What to work on — Your task is to output all the records below, word for word.

##### Data shown #####

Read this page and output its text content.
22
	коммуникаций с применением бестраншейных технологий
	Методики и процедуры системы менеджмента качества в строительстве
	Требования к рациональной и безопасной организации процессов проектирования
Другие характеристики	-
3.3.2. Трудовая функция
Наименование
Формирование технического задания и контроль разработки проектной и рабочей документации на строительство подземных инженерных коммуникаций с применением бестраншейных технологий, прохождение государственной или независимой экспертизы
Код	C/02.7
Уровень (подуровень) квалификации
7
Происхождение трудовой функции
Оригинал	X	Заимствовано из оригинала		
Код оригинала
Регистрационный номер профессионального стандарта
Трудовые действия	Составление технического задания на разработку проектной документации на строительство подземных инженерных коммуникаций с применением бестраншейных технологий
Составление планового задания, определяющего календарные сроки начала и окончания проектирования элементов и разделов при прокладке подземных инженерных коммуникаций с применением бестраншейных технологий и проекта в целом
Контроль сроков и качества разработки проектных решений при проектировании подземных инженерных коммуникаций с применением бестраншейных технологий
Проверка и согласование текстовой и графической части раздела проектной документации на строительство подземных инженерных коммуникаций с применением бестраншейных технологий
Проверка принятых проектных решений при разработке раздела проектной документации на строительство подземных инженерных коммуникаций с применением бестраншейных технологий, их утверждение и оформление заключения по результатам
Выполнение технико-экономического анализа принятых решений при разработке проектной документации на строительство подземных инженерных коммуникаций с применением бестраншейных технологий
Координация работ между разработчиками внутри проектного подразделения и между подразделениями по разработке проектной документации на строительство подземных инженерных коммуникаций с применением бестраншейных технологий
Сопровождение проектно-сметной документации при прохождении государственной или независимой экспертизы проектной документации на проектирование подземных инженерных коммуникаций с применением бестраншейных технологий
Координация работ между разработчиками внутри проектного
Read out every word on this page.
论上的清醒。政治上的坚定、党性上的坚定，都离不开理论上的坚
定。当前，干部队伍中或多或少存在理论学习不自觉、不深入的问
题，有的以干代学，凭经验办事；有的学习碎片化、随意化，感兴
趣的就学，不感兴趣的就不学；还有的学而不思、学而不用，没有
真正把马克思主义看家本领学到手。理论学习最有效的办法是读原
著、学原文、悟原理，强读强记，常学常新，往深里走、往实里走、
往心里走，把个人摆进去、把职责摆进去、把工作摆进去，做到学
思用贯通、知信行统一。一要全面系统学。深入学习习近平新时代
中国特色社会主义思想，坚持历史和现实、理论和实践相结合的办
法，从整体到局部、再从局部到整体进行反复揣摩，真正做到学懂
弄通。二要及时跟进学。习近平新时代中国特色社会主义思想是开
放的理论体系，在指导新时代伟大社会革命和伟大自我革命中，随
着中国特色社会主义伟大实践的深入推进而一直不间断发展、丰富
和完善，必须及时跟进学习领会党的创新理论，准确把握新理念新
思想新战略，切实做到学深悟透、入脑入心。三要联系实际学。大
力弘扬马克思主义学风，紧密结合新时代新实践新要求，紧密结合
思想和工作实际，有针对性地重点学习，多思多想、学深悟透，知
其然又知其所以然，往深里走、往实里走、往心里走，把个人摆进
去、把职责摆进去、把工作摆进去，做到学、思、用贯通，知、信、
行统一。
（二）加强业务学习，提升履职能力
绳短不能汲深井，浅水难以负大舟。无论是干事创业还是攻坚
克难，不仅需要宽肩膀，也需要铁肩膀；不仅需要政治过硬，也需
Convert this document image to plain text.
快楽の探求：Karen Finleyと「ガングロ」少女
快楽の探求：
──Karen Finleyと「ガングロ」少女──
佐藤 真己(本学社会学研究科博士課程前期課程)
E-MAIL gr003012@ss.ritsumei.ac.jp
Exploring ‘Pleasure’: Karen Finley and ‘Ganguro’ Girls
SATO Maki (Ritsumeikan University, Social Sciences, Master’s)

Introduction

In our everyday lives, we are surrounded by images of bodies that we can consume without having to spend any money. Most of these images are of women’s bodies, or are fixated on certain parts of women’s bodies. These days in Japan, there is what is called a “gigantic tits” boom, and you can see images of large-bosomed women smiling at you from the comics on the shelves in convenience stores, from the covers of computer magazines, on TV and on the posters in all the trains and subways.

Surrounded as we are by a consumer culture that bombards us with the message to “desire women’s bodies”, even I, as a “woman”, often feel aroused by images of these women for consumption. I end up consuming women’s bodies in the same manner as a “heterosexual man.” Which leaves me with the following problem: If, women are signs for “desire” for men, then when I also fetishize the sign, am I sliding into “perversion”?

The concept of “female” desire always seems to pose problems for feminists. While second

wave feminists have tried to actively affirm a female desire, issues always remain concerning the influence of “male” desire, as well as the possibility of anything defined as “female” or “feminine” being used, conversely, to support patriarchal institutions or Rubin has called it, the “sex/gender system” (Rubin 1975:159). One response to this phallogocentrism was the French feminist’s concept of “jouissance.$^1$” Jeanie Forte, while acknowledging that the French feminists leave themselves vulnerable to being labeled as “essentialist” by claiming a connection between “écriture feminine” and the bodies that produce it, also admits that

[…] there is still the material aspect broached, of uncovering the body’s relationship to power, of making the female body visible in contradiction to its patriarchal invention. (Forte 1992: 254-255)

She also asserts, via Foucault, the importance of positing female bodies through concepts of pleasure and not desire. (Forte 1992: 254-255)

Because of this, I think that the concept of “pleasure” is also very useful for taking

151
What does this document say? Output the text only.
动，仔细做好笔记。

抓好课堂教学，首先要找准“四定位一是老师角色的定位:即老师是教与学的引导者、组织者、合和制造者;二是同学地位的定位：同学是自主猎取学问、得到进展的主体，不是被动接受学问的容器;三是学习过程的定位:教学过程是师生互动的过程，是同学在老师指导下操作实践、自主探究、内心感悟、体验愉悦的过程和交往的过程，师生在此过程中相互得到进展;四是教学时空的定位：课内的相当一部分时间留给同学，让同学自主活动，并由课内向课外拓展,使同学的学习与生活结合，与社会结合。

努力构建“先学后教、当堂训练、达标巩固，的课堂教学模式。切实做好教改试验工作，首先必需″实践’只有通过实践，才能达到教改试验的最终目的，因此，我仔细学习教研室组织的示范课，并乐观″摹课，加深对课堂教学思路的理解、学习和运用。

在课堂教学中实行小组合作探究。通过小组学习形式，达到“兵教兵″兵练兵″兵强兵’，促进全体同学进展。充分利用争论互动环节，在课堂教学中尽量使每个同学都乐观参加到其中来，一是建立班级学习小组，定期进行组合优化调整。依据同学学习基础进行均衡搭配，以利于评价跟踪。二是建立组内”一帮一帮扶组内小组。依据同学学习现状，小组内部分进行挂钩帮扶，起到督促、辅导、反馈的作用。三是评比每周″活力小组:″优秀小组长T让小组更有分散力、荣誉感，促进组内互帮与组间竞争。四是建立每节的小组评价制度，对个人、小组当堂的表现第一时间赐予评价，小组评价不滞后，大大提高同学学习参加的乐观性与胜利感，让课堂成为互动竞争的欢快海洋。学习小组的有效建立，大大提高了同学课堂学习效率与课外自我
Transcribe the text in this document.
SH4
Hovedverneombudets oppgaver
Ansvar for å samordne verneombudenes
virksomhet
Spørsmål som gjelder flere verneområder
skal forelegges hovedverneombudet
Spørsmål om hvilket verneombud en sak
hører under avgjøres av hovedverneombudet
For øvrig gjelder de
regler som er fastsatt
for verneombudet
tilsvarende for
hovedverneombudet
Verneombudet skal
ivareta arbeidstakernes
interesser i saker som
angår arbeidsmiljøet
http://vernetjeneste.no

#####

Task output —
Read this page and output its text content.
22
	коммуникаций с применением бестраншейных технологий
	Методики и процедуры системы менеджмента качества в строительстве
	Требования к рациональной и безопасной организации процессов проектирования
Другие характеристики	-
3.3.2. Трудовая функция
Наименование
Формирование технического задания и контроль разработки проектной и рабочей документации на строительство подземных инженерных коммуникаций с применением бестраншейных технологий, прохождение государственной или независимой экспертизы
Код	C/02.7
Уровень (подуровень) квалификации
7
Происхождение трудовой функции
Оригинал	X	Заимствовано из оригинала		
Код оригинала
Регистрационный номер профессионального стандарта
Трудовые действия	Составление технического задания на разработку проектной документации на строительство подземных инженерных коммуникаций с применением бестраншейных технологий
Составление планового задания, определяющего календарные сроки начала и окончания проектирования элементов и разделов при прокладке подземных инженерных коммуникаций с применением бестраншейных технологий и проекта в целом
Контроль сроков и качества разработки проектных решений при проектировании подземных инженерных коммуникаций с применением бестраншейных технологий
Проверка и согласование текстовой и графической части раздела проектной документации на строительство подземных инженерных коммуникаций с применением бестраншейных технологий
Проверка принятых проектных решений при разработке раздела проектной документации на строительство подземных инженерных коммуникаций с применением бестраншейных технологий, их утверждение и оформление заключения по результатам
Выполнение технико-экономического анализа принятых решений при разработке проектной документации на строительство подземных инженерных коммуникаций с применением бестраншейных технологий
Координация работ между разработчиками внутри проектного подразделения и между подразделениями по разработке проектной документации на строительство подземных инженерных коммуникаций с применением бестраншейных технологий
Сопровождение проектно-сметной документации при прохождении государственной или независимой экспертизы проектной документации на проектирование подземных инженерных коммуникаций с применением бестраншейных технологий
Координация работ между разработчиками внутри проектного
Read out every word on this page.
论上的清醒。政治上的坚定、党性上的坚定，都离不开理论上的坚
定。当前，干部队伍中或多或少存在理论学习不自觉、不深入的问
题，有的以干代学，凭经验办事；有的学习碎片化、随意化，感兴
趣的就学，不感兴趣的就不学；还有的学而不思、学而不用，没有
真正把马克思主义看家本领学到手。理论学习最有效的办法是读原
著、学原文、悟原理，强读强记，常学常新，往深里走、往实里走、
往心里走，把个人摆进去、把职责摆进去、把工作摆进去，做到学
思用贯通、知信行统一。一要全面系统学。深入学习习近平新时代
中国特色社会主义思想，坚持历史和现实、理论和实践相结合的办
法，从整体到局部、再从局部到整体进行反复揣摩，真正做到学懂
弄通。二要及时跟进学。习近平新时代中国特色社会主义思想是开
放的理论体系，在指导新时代伟大社会革命和伟大自我革命中，随
着中国特色社会主义伟大实践的深入推进而一直不间断发展、丰富
和完善，必须及时跟进学习领会党的创新理论，准确把握新理念新
思想新战略，切实做到学深悟透、入脑入心。三要联系实际学。大
力弘扬马克思主义学风，紧密结合新时代新实践新要求，紧密结合
思想和工作实际，有针对性地重点学习，多思多想、学深悟透，知
其然又知其所以然，往深里走、往实里走、往心里走，把个人摆进
去、把职责摆进去、把工作摆进去，做到学、思、用贯通，知、信、
行统一。
（二）加强业务学习，提升履职能力
绳短不能汲深井，浅水难以负大舟。无论是干事创业还是攻坚
克难，不仅需要宽肩膀，也需要铁肩膀；不仅需要政治过硬，也需
Convert this document image to plain text.
快楽の探求：Karen Finleyと「ガングロ」少女
快楽の探求：
──Karen Finleyと「ガングロ」少女──
佐藤 真己(本学社会学研究科博士課程前期課程)
E-MAIL gr003012@ss.ritsumei.ac.jp
Exploring ‘Pleasure’: Karen Finley and ‘Ganguro’ Girls
SATO Maki (Ritsumeikan University, Social Sciences, Master’s)

Introduction

In our everyday lives, we are surrounded by images of bodies that we can consume without having to spend any money. Most of these images are of women’s bodies, or are fixated on certain parts of women’s bodies. These days in Japan, there is what is called a “gigantic tits” boom, and you can see images of large-bosomed women smiling at you from the comics on the shelves in convenience stores, from the covers of computer magazines, on TV and on the posters in all the trains and subways.

Surrounded as we are by a consumer culture that bombards us with the message to “desire women’s bodies”, even I, as a “woman”, often feel aroused by images of these women for consumption. I end up consuming women’s bodies in the same manner as a “heterosexual man.” Which leaves me with the following problem: If, women are signs for “desire” for men, then when I also fetishize the sign, am I sliding into “perversion”?

The concept of “female” desire always seems to pose problems for feminists. While second

wave feminists have tried to actively affirm a female desire, issues always remain concerning the influence of “male” desire, as well as the possibility of anything defined as “female” or “feminine” being used, conversely, to support patriarchal institutions or Rubin has called it, the “sex/gender system” (Rubin 1975:159). One response to this phallogocentrism was the French feminist’s concept of “jouissance.$^1$” Jeanie Forte, while acknowledging that the French feminists leave themselves vulnerable to being labeled as “essentialist” by claiming a connection between “écriture feminine” and the bodies that produce it, also admits that

[…] there is still the material aspect broached, of uncovering the body’s relationship to power, of making the female body visible in contradiction to its patriarchal invention. (Forte 1992: 254-255)

She also asserts, via Foucault, the importance of positing female bodies through concepts of pleasure and not desire. (Forte 1992: 254-255)

Because of this, I think that the concept of “pleasure” is also very useful for taking

151
What does this document say? Output the text only.
动，仔细做好笔记。

抓好课堂教学，首先要找准“四定位一是老师角色的定位:即老师是教与学的引导者、组织者、合和制造者;二是同学地位的定位：同学是自主猎取学问、得到进展的主体，不是被动接受学问的容器;三是学习过程的定位:教学过程是师生互动的过程，是同学在老师指导下操作实践、自主探究、内心感悟、体验愉悦的过程和交往的过程，师生在此过程中相互得到进展;四是教学时空的定位：课内的相当一部分时间留给同学，让同学自主活动，并由课内向课外拓展,使同学的学习与生活结合，与社会结合。

努力构建“先学后教、当堂训练、达标巩固，的课堂教学模式。切实做好教改试验工作，首先必需″实践’只有通过实践，才能达到教改试验的最终目的，因此，我仔细学习教研室组织的示范课，并乐观″摹课，加深对课堂教学思路的理解、学习和运用。

在课堂教学中实行小组合作探究。通过小组学习形式，达到“兵教兵″兵练兵″兵强兵’，促进全体同学进展。充分利用争论互动环节，在课堂教学中尽量使每个同学都乐观参加到其中来，一是建立班级学习小组，定期进行组合优化调整。依据同学学习基础进行均衡搭配，以利于评价跟踪。二是建立组内”一帮一帮扶组内小组。依据同学学习现状，小组内部分进行挂钩帮扶，起到督促、辅导、反馈的作用。三是评比每周″活力小组:″优秀小组长T让小组更有分散力、荣誉感，促进组内互帮与组间竞争。四是建立每节的小组评价制度，对个人、小组当堂的表现第一时间赐予评价，小组评价不滞后，大大提高同学学习参加的乐观性与胜利感，让课堂成为互动竞争的欢快海洋。学习小组的有效建立，大大提高了同学课堂学习效率与课外自我
Transcribe the text in this document.
SH4
Hovedverneombudets oppgaver
Ansvar for å samordne verneombudenes
virksomhet
Spørsmål som gjelder flere verneområder
skal forelegges hovedverneombudet
Spørsmål om hvilket verneombud en sak
hører under avgjøres av hovedverneombudet
For øvrig gjelder de
regler som er fastsatt
for verneombudet
tilsvarende for
hovedverneombudet
Verneombudet skal
ivareta arbeidstakernes
interesser i saker som
angår arbeidsmiljøet
http://vernetjeneste.no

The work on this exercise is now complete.